- [READING PASSAGE]
* * *
A quieter but load-bearing fix: the service worker's cache-first strategy had been serving stale eos-components.js even when the server returned the fresh file. Publish was rendering blank because EOS_UI.entityCard is not a function at runtime — the function existed in the 69 KB file the server sent but not in the 49 KB file the cache served. Strategy flipped to network-first for /static/ assets (aligns with the existing NoCacheStaticMiddleware), and CACHE_NAME bumped. This class of bug — the code is correct but a different copy of it is running — is worth documenting: when an unreachable function is reachable from the file you just wrote, suspect the cache, not the code.
One topology pass: four retirements, zero orphans. A scan of call_app edges and event emissions across 75 apps surfaced two orphans (no edges in or out) and six merge candidates. vault-analytics absorbed into app-analytics as a mixin (core platform now has one analytics app with Usage + Vault tabs instead of two nearly-identical apps). The scan that surfaced this came with a warning: merging shouldn't be a reflex — finance + expense stayed separate because expense needs a lightweight quick-log UX that an embedded tab ruins; app-gen + plugin-gen stayed separate because they address different domains; cable + sheath-voltage stayed separate because they have different runtimes. The rule is still events over imports; merging is the option of last resort.
* * *
Page segmentation data:
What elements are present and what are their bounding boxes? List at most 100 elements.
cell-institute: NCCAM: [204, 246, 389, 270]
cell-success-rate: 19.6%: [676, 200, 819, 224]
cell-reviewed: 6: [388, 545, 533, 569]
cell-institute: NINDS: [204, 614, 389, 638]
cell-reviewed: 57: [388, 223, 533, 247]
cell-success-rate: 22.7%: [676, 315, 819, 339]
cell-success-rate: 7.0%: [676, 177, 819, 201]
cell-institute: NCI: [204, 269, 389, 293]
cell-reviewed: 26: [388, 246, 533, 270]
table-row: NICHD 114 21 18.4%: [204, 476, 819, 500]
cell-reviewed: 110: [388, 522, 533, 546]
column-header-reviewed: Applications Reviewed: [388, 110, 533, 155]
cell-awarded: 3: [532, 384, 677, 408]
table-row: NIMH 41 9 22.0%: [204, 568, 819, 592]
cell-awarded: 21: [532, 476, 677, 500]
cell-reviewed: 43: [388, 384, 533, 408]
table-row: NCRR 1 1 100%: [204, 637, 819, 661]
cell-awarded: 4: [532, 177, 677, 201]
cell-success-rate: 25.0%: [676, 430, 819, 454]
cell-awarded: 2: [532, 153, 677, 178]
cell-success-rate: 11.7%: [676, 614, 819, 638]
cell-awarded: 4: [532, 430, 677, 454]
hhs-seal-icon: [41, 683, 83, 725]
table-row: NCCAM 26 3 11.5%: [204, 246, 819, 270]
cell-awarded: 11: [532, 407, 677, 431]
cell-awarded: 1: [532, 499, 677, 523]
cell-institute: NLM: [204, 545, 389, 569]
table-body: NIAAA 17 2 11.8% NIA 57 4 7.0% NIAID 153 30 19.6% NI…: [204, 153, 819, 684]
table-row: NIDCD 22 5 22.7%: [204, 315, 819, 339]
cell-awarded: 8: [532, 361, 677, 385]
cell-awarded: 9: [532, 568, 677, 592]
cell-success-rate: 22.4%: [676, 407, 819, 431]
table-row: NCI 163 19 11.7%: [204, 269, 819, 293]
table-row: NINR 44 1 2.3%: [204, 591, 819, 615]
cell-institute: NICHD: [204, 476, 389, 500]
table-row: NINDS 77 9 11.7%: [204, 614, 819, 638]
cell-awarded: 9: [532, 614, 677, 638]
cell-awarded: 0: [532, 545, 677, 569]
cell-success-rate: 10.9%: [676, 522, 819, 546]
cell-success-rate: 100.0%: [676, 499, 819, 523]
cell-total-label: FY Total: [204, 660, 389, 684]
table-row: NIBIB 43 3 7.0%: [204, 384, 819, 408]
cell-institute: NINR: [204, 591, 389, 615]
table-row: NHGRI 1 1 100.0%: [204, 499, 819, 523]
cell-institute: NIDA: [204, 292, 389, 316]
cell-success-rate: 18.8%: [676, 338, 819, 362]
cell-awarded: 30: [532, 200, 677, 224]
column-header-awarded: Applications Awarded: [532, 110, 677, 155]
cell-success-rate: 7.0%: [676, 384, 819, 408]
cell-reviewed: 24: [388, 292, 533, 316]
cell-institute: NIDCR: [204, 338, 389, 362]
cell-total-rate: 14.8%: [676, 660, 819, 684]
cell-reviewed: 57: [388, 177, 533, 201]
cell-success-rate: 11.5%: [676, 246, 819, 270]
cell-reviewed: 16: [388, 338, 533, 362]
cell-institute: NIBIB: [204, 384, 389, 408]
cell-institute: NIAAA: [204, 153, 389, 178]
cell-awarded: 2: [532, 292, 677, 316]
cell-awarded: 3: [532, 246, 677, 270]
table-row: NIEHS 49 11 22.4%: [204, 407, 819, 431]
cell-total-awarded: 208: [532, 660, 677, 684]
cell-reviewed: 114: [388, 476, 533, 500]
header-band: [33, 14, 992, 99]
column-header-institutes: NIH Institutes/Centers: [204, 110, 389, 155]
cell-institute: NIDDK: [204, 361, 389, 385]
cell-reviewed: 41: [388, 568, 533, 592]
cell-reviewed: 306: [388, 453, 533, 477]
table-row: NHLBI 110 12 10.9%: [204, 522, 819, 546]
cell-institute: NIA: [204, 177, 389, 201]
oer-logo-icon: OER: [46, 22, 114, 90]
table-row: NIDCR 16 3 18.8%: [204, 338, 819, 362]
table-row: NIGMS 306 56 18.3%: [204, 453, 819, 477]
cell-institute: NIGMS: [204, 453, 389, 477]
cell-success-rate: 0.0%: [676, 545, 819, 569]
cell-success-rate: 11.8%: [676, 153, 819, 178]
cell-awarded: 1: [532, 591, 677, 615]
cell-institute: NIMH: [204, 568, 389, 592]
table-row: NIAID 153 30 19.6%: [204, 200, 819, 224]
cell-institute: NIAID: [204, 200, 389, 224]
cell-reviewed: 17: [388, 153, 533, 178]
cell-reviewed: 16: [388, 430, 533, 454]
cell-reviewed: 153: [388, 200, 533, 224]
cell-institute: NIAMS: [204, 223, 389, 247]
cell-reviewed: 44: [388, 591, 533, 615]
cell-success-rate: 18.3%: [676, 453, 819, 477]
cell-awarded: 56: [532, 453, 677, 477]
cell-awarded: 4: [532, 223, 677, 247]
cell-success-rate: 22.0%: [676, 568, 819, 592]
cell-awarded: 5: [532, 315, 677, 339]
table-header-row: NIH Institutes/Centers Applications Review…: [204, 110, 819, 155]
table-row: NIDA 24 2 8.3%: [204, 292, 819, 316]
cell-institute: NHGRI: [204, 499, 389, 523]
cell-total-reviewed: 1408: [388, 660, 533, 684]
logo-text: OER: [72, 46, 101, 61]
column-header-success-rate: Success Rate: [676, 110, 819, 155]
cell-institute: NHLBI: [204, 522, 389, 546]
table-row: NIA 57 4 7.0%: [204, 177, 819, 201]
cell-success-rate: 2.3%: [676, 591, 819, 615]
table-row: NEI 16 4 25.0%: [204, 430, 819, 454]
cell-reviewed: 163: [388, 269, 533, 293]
* * *
- [ACTIVITY LIST]
#1 In the development notes on the cache fix and topology pass, which two apps stayed separate because they have different runtimes?
#2 Pick up the development notes on the service-worker cache fix and the app topology pass at their last sentence and continue them.

- [EXPECTED RESULTS]
#1 Cable and sheath-voltage.

#2
Two meta-shifts worth noting. Self-* capabilities surfaced in public docs — the README and GETTING-STARTED now describe self-healing (provider fallback chains + eos health --fix), self-auditing (13 integrity dimensions + Growth/Root/Connect agents), self-evolving (conversation mode + SDK/UI consolidation skills), self-documenting (eos app info, live topology). Readers can now discover the system is alive without having to dig into DESIGN.md. The claims were deliberately bounded: we didn't claim autonomous self-clean (the vault-cleanup skill is user-invoked, not scheduled). Under-promise, then show the next thing.
And one reflexive loop: a new skill /eos-devlog-publish was written to turn session logs into drafts on this very site, then extended the site generator so the landing page surfaces the live integrity score. The post you're reading is the first output of that skill. It's drafted by default (posts are publish: false so they land in the Publish app's Drafts tab), filters out personal-app content before writing (core/community only, no finance/cable/healing/jobs/et cetera), scans against the .eos-personal pattern file on every draft. The gate between "dev log in the project folder" and "blog post on the site" is now explicit, auditable, and opt-in per post.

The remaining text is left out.